--- start of Information supplied ---

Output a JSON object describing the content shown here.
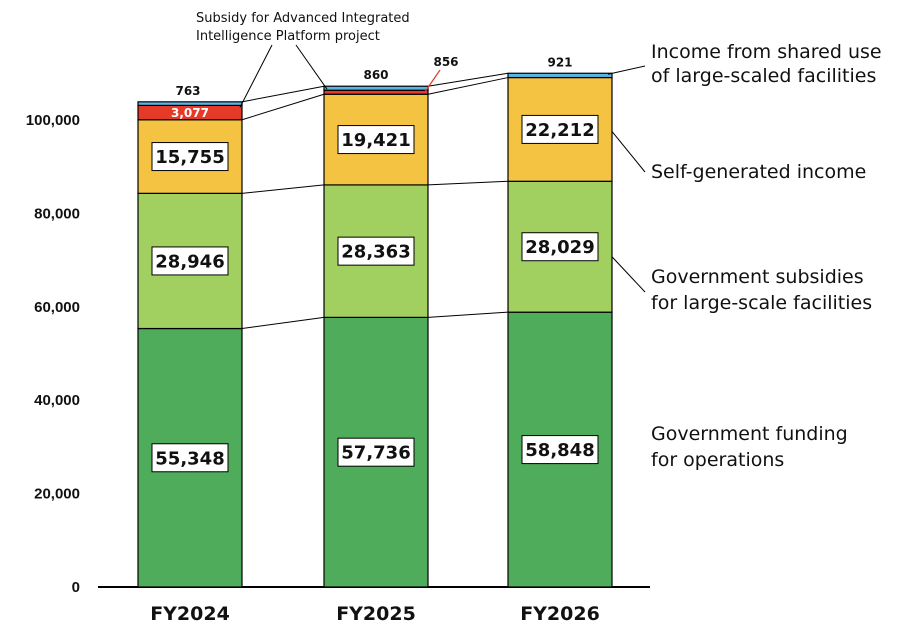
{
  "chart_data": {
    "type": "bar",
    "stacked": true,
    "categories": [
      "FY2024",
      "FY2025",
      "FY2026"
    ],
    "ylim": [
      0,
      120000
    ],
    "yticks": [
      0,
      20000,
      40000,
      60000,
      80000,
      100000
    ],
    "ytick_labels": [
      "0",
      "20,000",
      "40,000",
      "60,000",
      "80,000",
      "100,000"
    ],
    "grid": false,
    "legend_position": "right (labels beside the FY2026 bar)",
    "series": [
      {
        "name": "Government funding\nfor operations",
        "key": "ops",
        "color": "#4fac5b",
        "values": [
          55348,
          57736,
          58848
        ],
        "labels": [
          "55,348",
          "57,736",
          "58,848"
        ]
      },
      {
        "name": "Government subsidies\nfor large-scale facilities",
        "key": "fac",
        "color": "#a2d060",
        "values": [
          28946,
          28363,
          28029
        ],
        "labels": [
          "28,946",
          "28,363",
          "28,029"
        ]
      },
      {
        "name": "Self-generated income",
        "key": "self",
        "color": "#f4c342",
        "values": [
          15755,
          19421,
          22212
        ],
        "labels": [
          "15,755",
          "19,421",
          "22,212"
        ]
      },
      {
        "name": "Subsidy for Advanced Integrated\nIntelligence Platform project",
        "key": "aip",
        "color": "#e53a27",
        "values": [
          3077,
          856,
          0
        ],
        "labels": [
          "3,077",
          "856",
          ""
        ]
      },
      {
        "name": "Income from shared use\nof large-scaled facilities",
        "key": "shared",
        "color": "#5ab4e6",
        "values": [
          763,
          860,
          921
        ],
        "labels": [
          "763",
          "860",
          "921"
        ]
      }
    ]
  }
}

--- end of Information supplied ---

▶ **Job**: The records above need to be restated word for word, with the pictures left out.

▶ **Solution to this problem**:
Output a JSON object describing the content shown here.
{
  "chart_data": {
    "type": "bar",
    "stacked": true,
    "categories": [
      "FY2024",
      "FY2025",
      "FY2026"
    ],
    "ylim": [
      0,
      120000
    ],
    "yticks": [
      0,
      20000,
      40000,
      60000,
      80000,
      100000
    ],
    "ytick_labels": [
      "0",
      "20,000",
      "40,000",
      "60,000",
      "80,000",
      "100,000"
    ],
    "grid": false,
    "legend_position": "right (labels beside the FY2026 bar)",
    "series": [
      {
        "name": "Government funding\nfor operations",
        "key": "ops",
        "color": "#4fac5b",
        "values": [
          55348,
          57736,
          58848
        ],
        "labels": [
          "55,348",
          "57,736",
          "58,848"
        ]
      },
      {
        "name": "Government subsidies\nfor large-scale facilities",
        "key": "fac",
        "color": "#a2d060",
        "values": [
          28946,
          28363,
          28029
        ],
        "labels": [
          "28,946",
          "28,363",
          "28,029"
        ]
      },
      {
        "name": "Self-generated income",
        "key": "self",
        "color": "#f4c342",
        "values": [
          15755,
          19421,
          22212
        ],
        "labels": [
          "15,755",
          "19,421",
          "22,212"
        ]
      },
      {
        "name": "Subsidy for Advanced Integrated\nIntelligence Platform project",
        "key": "aip",
        "color": "#e53a27",
        "values": [
          3077,
          856,
          0
        ],
        "labels": [
          "3,077",
          "856",
          ""
        ]
      },
      {
        "name": "Income from shared use\nof large-scaled facilities",
        "key": "shared",
        "color": "#5ab4e6",
        "values": [
          763,
          860,
          921
        ],
        "labels": [
          "763",
          "860",
          "921"
        ]
      }
    ]
  }
}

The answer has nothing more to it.